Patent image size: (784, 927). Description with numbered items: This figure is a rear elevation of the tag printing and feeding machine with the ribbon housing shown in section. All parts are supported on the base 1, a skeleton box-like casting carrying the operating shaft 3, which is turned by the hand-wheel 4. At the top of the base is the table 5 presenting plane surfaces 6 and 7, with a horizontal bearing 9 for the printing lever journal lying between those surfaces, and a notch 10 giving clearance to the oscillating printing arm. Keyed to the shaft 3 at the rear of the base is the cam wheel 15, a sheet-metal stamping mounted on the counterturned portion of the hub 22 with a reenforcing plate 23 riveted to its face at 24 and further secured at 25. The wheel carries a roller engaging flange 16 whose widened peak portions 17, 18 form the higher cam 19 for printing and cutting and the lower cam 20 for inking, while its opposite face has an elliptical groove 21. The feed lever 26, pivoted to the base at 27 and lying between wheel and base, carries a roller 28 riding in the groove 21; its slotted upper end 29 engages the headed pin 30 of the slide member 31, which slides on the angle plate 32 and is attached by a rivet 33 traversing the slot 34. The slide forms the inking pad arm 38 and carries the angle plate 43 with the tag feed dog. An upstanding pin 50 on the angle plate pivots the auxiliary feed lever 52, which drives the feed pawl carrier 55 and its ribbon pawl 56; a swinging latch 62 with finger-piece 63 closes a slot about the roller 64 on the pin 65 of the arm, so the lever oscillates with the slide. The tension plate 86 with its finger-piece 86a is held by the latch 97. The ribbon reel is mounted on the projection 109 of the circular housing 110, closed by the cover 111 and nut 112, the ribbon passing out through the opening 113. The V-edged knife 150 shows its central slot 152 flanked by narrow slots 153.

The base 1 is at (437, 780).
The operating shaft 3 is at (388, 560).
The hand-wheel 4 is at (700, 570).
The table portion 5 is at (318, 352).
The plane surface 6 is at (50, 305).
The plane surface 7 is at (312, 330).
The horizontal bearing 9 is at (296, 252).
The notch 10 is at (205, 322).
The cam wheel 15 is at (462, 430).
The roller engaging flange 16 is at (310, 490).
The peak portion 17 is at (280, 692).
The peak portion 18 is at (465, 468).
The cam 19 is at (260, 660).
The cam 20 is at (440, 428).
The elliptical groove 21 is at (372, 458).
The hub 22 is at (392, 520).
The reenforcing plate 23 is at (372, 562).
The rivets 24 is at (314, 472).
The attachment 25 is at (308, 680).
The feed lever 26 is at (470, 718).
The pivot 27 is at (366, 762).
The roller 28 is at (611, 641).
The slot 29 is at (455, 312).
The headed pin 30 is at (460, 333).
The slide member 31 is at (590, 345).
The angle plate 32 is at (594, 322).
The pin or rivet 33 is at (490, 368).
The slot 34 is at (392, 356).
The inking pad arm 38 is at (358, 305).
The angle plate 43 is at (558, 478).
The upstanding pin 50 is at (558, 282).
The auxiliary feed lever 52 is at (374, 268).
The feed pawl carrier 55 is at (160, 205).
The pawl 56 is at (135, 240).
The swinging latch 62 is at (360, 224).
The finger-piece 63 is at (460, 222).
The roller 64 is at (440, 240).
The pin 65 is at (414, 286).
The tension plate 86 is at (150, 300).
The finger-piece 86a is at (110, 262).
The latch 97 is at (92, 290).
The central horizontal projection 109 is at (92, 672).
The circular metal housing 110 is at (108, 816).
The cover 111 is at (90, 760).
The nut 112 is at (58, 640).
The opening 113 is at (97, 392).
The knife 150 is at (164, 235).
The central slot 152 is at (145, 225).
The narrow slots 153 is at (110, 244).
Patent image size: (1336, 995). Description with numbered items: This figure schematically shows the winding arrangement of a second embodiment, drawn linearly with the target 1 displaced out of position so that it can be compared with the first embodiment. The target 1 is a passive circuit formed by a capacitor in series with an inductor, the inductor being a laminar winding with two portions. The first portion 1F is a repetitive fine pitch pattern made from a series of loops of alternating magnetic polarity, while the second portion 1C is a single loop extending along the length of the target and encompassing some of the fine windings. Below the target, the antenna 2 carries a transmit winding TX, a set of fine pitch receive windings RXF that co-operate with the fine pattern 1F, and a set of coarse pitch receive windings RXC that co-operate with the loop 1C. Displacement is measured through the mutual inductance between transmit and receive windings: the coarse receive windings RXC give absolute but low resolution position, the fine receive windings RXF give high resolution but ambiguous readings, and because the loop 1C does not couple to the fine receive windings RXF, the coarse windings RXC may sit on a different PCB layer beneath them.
****
◆ Task description
Reproduce the material with "Patent image size" changed to "Figure size" wherever it occurs, leaving everything else unchanged.

◆ Reply
Figure size: (784, 927). Description with numbered items: This figure is a rear elevation of the tag printing and feeding machine with the ribbon housing shown in section. All parts are supported on the base 1, a skeleton box-like casting carrying the operating shaft 3, which is turned by the hand-wheel 4. At the top of the base is the table 5 presenting plane surfaces 6 and 7, with a horizontal bearing 9 for the printing lever journal lying between those surfaces, and a notch 10 giving clearance to the oscillating printing arm. Keyed to the shaft 3 at the rear of the base is the cam wheel 15, a sheet-metal stamping mounted on the counterturned portion of the hub 22 with a reenforcing plate 23 riveted to its face at 24 and further secured at 25. The wheel carries a roller engaging flange 16 whose widened peak portions 17, 18 form the higher cam 19 for printing and cutting and the lower cam 20 for inking, while its opposite face has an elliptical groove 21. The feed lever 26, pivoted to the base at 27 and lying between wheel and base, carries a roller 28 riding in the groove 21; its slotted upper end 29 engages the headed pin 30 of the slide member 31, which slides on the angle plate 32 and is attached by a rivet 33 traversing the slot 34. The slide forms the inking pad arm 38 and carries the angle plate 43 with the tag feed dog. An upstanding pin 50 on the angle plate pivots the auxiliary feed lever 52, which drives the feed pawl carrier 55 and its ribbon pawl 56; a swinging latch 62 with finger-piece 63 closes a slot about the roller 64 on the pin 65 of the arm, so the lever oscillates with the slide. The tension plate 86 with its finger-piece 86a is held by the latch 97. The ribbon reel is mounted on the projection 109 of the circular housing 110, closed by the cover 111 and nut 112, the ribbon passing out through the opening 113. The V-edged knife 150 shows its central slot 152 flanked by narrow slots 153.

The base 1 is at (437, 780).
The operating shaft 3 is at (388, 560).
The hand-wheel 4 is at (700, 570).
The table portion 5 is at (318, 352).
The plane surface 6 is at (50, 305).
The plane surface 7 is at (312, 330).
The horizontal bearing 9 is at (296, 252).
The notch 10 is at (205, 322).
The cam wheel 15 is at (462, 430).
The roller engaging flange 16 is at (310, 490).
The peak portion 17 is at (280, 692).
The peak portion 18 is at (465, 468).
The cam 19 is at (260, 660).
The cam 20 is at (440, 428).
The elliptical groove 21 is at (372, 458).
The hub 22 is at (392, 520).
The reenforcing plate 23 is at (372, 562).
The rivets 24 is at (314, 472).
The attachment 25 is at (308, 680).
The feed lever 26 is at (470, 718).
The pivot 27 is at (366, 762).
The roller 28 is at (611, 641).
The slot 29 is at (455, 312).
The headed pin 30 is at (460, 333).
The slide member 31 is at (590, 345).
The angle plate 32 is at (594, 322).
The pin or rivet 33 is at (490, 368).
The slot 34 is at (392, 356).
The inking pad arm 38 is at (358, 305).
The angle plate 43 is at (558, 478).
The upstanding pin 50 is at (558, 282).
The auxiliary feed lever 52 is at (374, 268).
The feed pawl carrier 55 is at (160, 205).
The pawl 56 is at (135, 240).
The swinging latch 62 is at (360, 224).
The finger-piece 63 is at (460, 222).
The roller 64 is at (440, 240).
The pin 65 is at (414, 286).
The tension plate 86 is at (150, 300).
The finger-piece 86a is at (110, 262).
The latch 97 is at (92, 290).
The central horizontal projection 109 is at (92, 672).
The circular metal housing 110 is at (108, 816).
The cover 111 is at (90, 760).
The nut 112 is at (58, 640).
The opening 113 is at (97, 392).
The knife 150 is at (164, 235).
The central slot 152 is at (145, 225).
The narrow slots 153 is at (110, 244).
Figure size: (1336, 995). Description with numbered items: This figure schematically shows the winding arrangement of a second embodiment, drawn linearly with the target 1 displaced out of position so that it can be compared with the first embodiment. The target 1 is a passive circuit formed by a capacitor in series with an inductor, the inductor being a laminar winding with two portions. The first portion 1F is a repetitive fine pitch pattern made from a series of loops of alternating magnetic polarity, while the second portion 1C is a single loop extending along the length of the target and encompassing some of the fine windings. Below the target, the antenna 2 carries a transmit winding TX, a set of fine pitch receive windings RXF that co-operate with the fine pattern 1F, and a set of coarse pitch receive windings RXC that co-operate with the loop 1C. Displacement is measured through the mutual inductance between transmit and receive windings: the coarse receive windings RXC give absolute but low resolution position, the fine receive windings RXF give high resolution but ambiguous readings, and because the loop 1C does not couple to the fine receive windings RXF, the coarse windings RXC may sit on a different PCB layer beneath them.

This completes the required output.